WHAT THIS TASK INVOLVES: Copy the lines from the line with "- legend-marker: [744, 140, 758, 154]" up to and including the line with "- fit-stat-label: pet.ethe: R2", replacing every "data-point" with "point" and leaving everything else as it is.

___ MATERIAL FOR THE TASK ___

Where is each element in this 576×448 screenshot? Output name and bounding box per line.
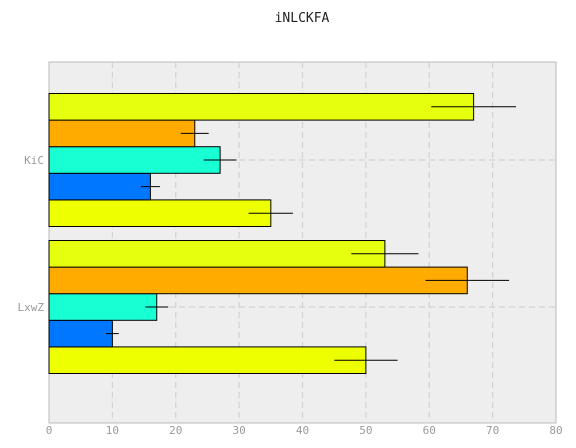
x-axis-ticks: 0 10 20 30 40 50 60 70 80	[46, 424, 563, 437]
error-bars	[106, 106, 517, 361]
y-tick-label: LxwZ	[18, 301, 45, 314]
y-tick-label: KiC	[24, 154, 44, 167]
bar	[48, 319, 113, 348]
chart-title: iNLCKFA	[275, 11, 330, 26]
x-tick-label: 30	[233, 424, 246, 437]
bars	[48, 93, 475, 374]
bar	[48, 199, 272, 227]
x-tick-label: 80	[549, 424, 562, 437]
bar	[48, 240, 386, 268]
y-axis-ticks: LxwZ KiC	[18, 154, 45, 314]
x-tick-label: 60	[423, 424, 436, 437]
bar	[48, 119, 196, 148]
bar	[48, 146, 221, 174]
bar	[48, 346, 367, 374]
x-tick-label: 20	[169, 424, 182, 437]
x-tick-label: 40	[296, 424, 309, 437]
bar	[48, 172, 151, 201]
bar	[48, 266, 468, 295]
bar	[48, 93, 475, 121]
x-tick-label: 0	[46, 424, 53, 437]
x-tick-label: 10	[106, 424, 119, 437]
bar	[48, 293, 158, 321]
x-tick-label: 50	[359, 424, 372, 437]
x-tick-label: 70	[486, 424, 499, 437]
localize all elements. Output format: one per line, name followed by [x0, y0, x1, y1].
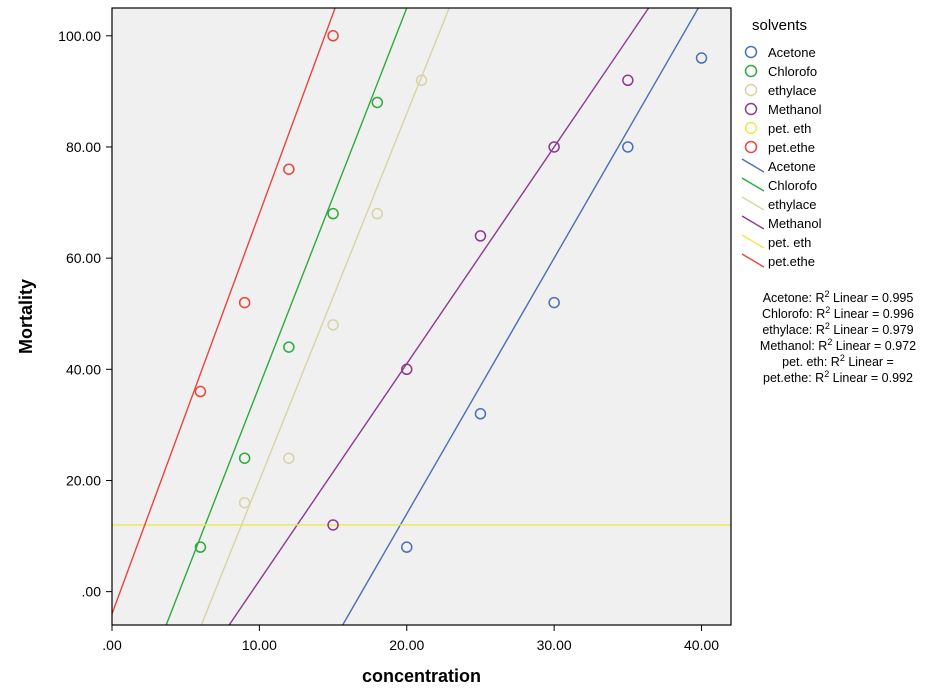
- legend-marker: [744, 140, 758, 154]
- legend-label: pet. eth: [768, 121, 811, 136]
- data-point: [622, 74, 634, 87]
- fit-line-methanol: [228, 8, 650, 625]
- legend-label: ethylace: [768, 83, 816, 98]
- data-point: [695, 52, 708, 64]
- y-tick-label: 80.00: [66, 139, 101, 155]
- data-point: [548, 296, 560, 309]
- fit-stat-label: pet.ethe: R2 Linear = 0.992: [763, 369, 913, 385]
- fit-stat-label: Acetone: R2 Linear = 0.995: [763, 289, 914, 305]
- y-axis-ticks: .00 20.00 40.00 60.00 80.00 100.00: [58, 28, 112, 600]
- x-axis-title: concentration: [362, 666, 481, 686]
- legend-line: [741, 196, 765, 211]
- plot-area: [112, 8, 731, 625]
- data-point: [238, 452, 251, 464]
- data-point: [401, 363, 413, 376]
- legend-label: Chlorofo: [768, 178, 817, 193]
- x-tick-label: 40.00: [684, 637, 719, 653]
- data-point: [238, 496, 251, 509]
- legend-marker: [744, 83, 758, 97]
- fit-stat-label: pet. eth: R2 Linear =: [782, 353, 894, 369]
- plot-frame: [111, 7, 732, 626]
- y-tick-label: 60.00: [66, 250, 101, 266]
- x-tick-label: 30.00: [537, 637, 572, 653]
- data-point: [371, 96, 384, 109]
- legend-marker: [744, 64, 758, 78]
- x-tick-label: 10.00: [242, 637, 277, 653]
- data-point: [283, 163, 295, 175]
- fit-line-chlorofo: [165, 8, 408, 625]
- legend-marker: [744, 102, 758, 116]
- legend-label: Acetone: [768, 159, 816, 174]
- data-point: [474, 408, 487, 420]
- legend-marker: [744, 121, 758, 135]
- data-point: [474, 230, 487, 242]
- data-point: [327, 519, 339, 531]
- legend-label: pet. eth: [768, 235, 811, 250]
- fit-lines: [112, 8, 731, 625]
- data-point: [371, 207, 384, 220]
- data-point: [194, 385, 207, 398]
- y-tick-label: .00: [82, 584, 102, 600]
- legend: Acetone Chlorofo ethylace Methanol pet. eth p…: [741, 45, 822, 269]
- data-point: [327, 30, 339, 42]
- y-axis-title: Mortality: [16, 279, 36, 354]
- y-tick-label: 40.00: [66, 361, 101, 377]
- legend-label: Methanol: [768, 216, 822, 231]
- legend-line: [741, 215, 765, 230]
- legend-label: pet.ethe: [768, 140, 815, 155]
- y-tick-label: 100.00: [58, 28, 101, 44]
- x-tick-label: 20.00: [389, 637, 424, 653]
- data-point: [283, 341, 295, 353]
- fit-line-ethylace: [200, 8, 450, 625]
- x-tick-label: .00: [102, 637, 122, 653]
- legend-line: [741, 234, 765, 249]
- x-axis-ticks: .00 10.00 20.00 30.00 40.00: [102, 625, 719, 653]
- legend-line: [741, 158, 765, 173]
- data-point: [238, 296, 251, 309]
- legend-label: Acetone: [768, 45, 816, 60]
- data-point: [622, 141, 634, 153]
- fit-stat-label: Chlorofo: R2 Linear = 0.996: [762, 305, 914, 321]
- legend-title: solvents: [752, 17, 807, 34]
- fit-line-acetone: [342, 8, 699, 625]
- data-point: [327, 319, 339, 331]
- legend-marker: [744, 45, 758, 59]
- legend-label: pet.ethe: [768, 254, 815, 269]
- legend-line: [741, 177, 765, 192]
- legend-label: ethylace: [768, 197, 816, 212]
- data-point: [401, 541, 413, 553]
- fit-stat-label: ethylace: R2 Linear = 0.979: [762, 321, 913, 337]
- data-point: [415, 74, 428, 87]
- data-point: [194, 541, 207, 553]
- legend-line: [741, 253, 765, 268]
- data-point: [548, 141, 560, 153]
- data-point: [283, 452, 295, 464]
- fit-line-pet-ethe: [112, 8, 336, 616]
- fit-stat-label: Methanol: R2 Linear = 0.972: [760, 337, 916, 353]
- data-points: [194, 30, 708, 553]
- y-tick-label: 20.00: [66, 472, 101, 488]
- legend-label: Methanol: [768, 102, 822, 117]
- legend-label: Chlorofo: [768, 64, 817, 79]
- data-point: [327, 207, 339, 220]
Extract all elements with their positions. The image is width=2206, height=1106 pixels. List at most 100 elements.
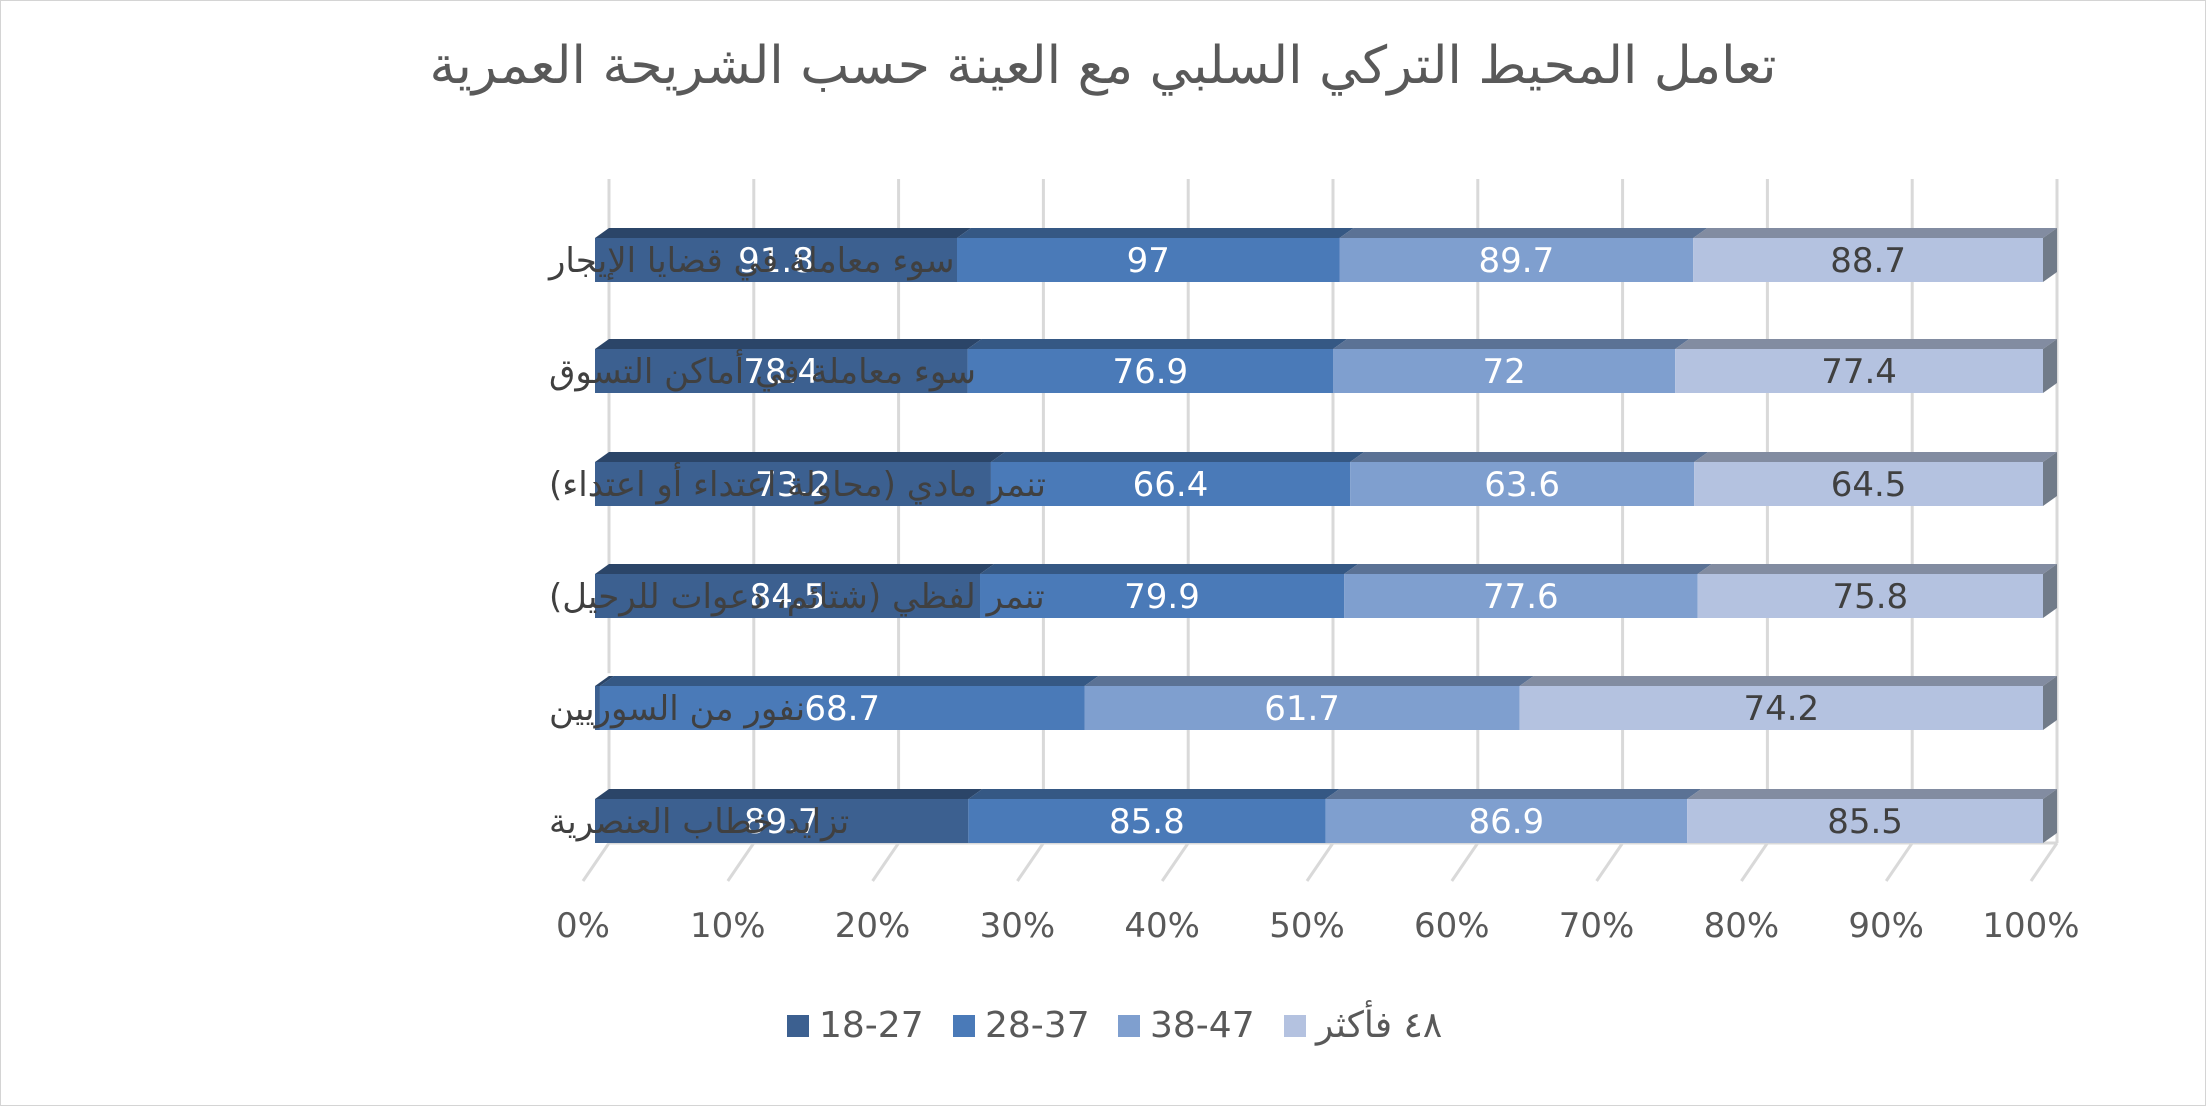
- data-label: 74.2: [1743, 689, 1819, 729]
- bar-segment-top: [1084, 676, 1534, 686]
- grid-floor-line: [1595, 842, 1624, 882]
- bar-side-face: [2043, 564, 2057, 618]
- legend: 18-27 28-37 38-47 ٤٨ فأكثر: [787, 1000, 1442, 1046]
- bar-segment-top: [595, 789, 983, 799]
- legend-swatch: [953, 1015, 975, 1037]
- data-label: 88.7: [1830, 241, 1906, 281]
- bar-segment: [595, 799, 969, 843]
- bar-segment-top: [968, 789, 1340, 799]
- grid-floor-line: [581, 842, 611, 882]
- bar-segment: [1339, 238, 1694, 282]
- x-tick-labels: 0% 10% 20% 30% 40% 50% 60% 70% 80% 90% 100%: [556, 906, 2080, 946]
- bar-side-face: [2043, 452, 2057, 506]
- category-label: تنمر لفظي (شتائم، دعوات للرحيل): [549, 577, 1045, 617]
- data-label: 63.6: [1484, 465, 1560, 505]
- bar-segment-top: [957, 228, 1354, 238]
- grid-floor-line: [871, 842, 900, 882]
- legend-swatch: [787, 1015, 809, 1037]
- bar-segment-top: [1687, 789, 2057, 799]
- x-tick-label: 30%: [980, 906, 1056, 946]
- x-tick-label: 70%: [1559, 906, 1635, 946]
- bar-segment: [595, 349, 968, 393]
- legend-item: 38-47: [1118, 1005, 1255, 1046]
- bar-segment: [595, 238, 957, 282]
- bar-segment-top: [990, 452, 1365, 462]
- legend-label: 28-37: [985, 1005, 1090, 1046]
- x-tick-label: 20%: [835, 906, 911, 946]
- bar-segment-top: [595, 564, 995, 574]
- bar-segment: [967, 349, 1334, 393]
- bar-segment: [1687, 799, 2043, 843]
- legend-swatch: [1118, 1015, 1140, 1037]
- bar-segment-top: [1675, 339, 2057, 349]
- data-label: 68.7: [804, 689, 880, 729]
- data-label: 84.5: [750, 577, 826, 617]
- bar-segment: [1675, 349, 2043, 393]
- legend-swatch: [1284, 1015, 1306, 1037]
- legend-item: ٤٨ فأكثر: [1284, 1000, 1442, 1046]
- data-label: 86.9: [1468, 802, 1544, 842]
- bar-segment-top: [1697, 564, 2057, 574]
- bar-segment-top: [1344, 564, 1712, 574]
- bar-segment: [1350, 462, 1695, 506]
- bar-segment-top: [1519, 676, 2057, 686]
- bar-segment-top: [1339, 228, 1708, 238]
- data-label: 89.7: [1479, 241, 1555, 281]
- bar-side-face: [2043, 228, 2057, 282]
- x-tick-label: 100%: [1982, 906, 2079, 946]
- chart-title: تعامل المحيط التركي السلبي مع العينة حسب…: [429, 36, 1776, 96]
- data-label: 72: [1482, 352, 1525, 392]
- category-label: سوء معاملة في قضايا الإيجار: [547, 241, 954, 281]
- bar-segment-top: [1325, 789, 1702, 799]
- bar-segment-top: [599, 676, 1099, 686]
- grid-floor-line: [2029, 842, 2059, 882]
- grid-floor-line: [1305, 842, 1335, 882]
- data-label: 79.9: [1124, 577, 1200, 617]
- x-tick-label: 90%: [1848, 906, 1924, 946]
- bar-segment: [1333, 349, 1676, 393]
- bar-segment-top: [595, 228, 971, 238]
- bar-segment-top: [595, 452, 1005, 462]
- grid-floor-line: [1016, 842, 1045, 882]
- data-label: 85.5: [1827, 802, 1903, 842]
- bar-segment: [1325, 799, 1688, 843]
- legend-item: 28-37: [953, 1005, 1090, 1046]
- bar-segment: [1344, 574, 1698, 618]
- category-label: تنمر مادي (محاولة اعتداء أو اعتداء): [549, 462, 1046, 505]
- gridlines: [581, 179, 2059, 882]
- category-label: سوء معاملة في أماكن التسوق: [549, 349, 976, 392]
- data-label: 66.4: [1133, 465, 1209, 505]
- bar-segment-top: [980, 564, 1359, 574]
- data-label: 75.8: [1832, 577, 1908, 617]
- category-label: تزايد خطاب العنصرية: [549, 802, 849, 842]
- bar-segment: [1519, 686, 2043, 730]
- legend-item: 18-27: [787, 1005, 924, 1046]
- bar-segment-top: [1694, 452, 2057, 462]
- bar-side-face: [2043, 789, 2057, 843]
- data-label: 77.4: [1821, 352, 1897, 392]
- bar-segment: [1697, 574, 2043, 618]
- bar-segment: [599, 686, 1085, 730]
- data-label: 91.8: [738, 241, 814, 281]
- x-tick-label: 40%: [1124, 906, 1200, 946]
- bars: 91.8 97 89.7 88.7 78.4 76.9 72 77.4 73.2 66.4 63.6…: [595, 228, 2057, 843]
- grid-floor-line: [1740, 842, 1769, 882]
- x-tick-label: 0%: [556, 906, 610, 946]
- category-labels: سوء معاملة في قضايا الإيجار سوء معاملة في…: [547, 241, 1046, 842]
- bar-segment-top: [1350, 452, 1709, 462]
- grid-floor-line: [1884, 842, 1914, 882]
- grid-floor-line: [1160, 842, 1190, 882]
- data-label: 97: [1127, 241, 1170, 281]
- bar-segment: [980, 574, 1345, 618]
- x-tick-label: 50%: [1269, 906, 1345, 946]
- legend-label: 38-47: [1150, 1005, 1255, 1046]
- bar-segment: [595, 686, 600, 730]
- x-tick-label: 60%: [1414, 906, 1490, 946]
- bar-segment: [595, 574, 981, 618]
- data-label: 89.7: [744, 802, 820, 842]
- x-tick-label: 80%: [1704, 906, 1780, 946]
- bar-segment: [957, 238, 1340, 282]
- data-label: 64.5: [1831, 465, 1907, 505]
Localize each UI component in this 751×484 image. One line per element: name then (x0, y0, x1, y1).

___

RESULT OF THIS EXERCISE:
- legend-marker: [744, 140, 758, 154]
- legend-label: pet. eth: [768, 121, 811, 136]
- point: [622, 74, 634, 87]
- fit-line-methanol: [228, 8, 650, 625]
- legend-label: ethylace: [768, 83, 816, 98]
- point: [695, 52, 708, 64]
- y-tick-label: 80.00: [66, 139, 101, 155]
- point: [548, 296, 560, 309]
- fit-stat-label: pet.ethe: R2 Linear = 0.992: [763, 369, 913, 385]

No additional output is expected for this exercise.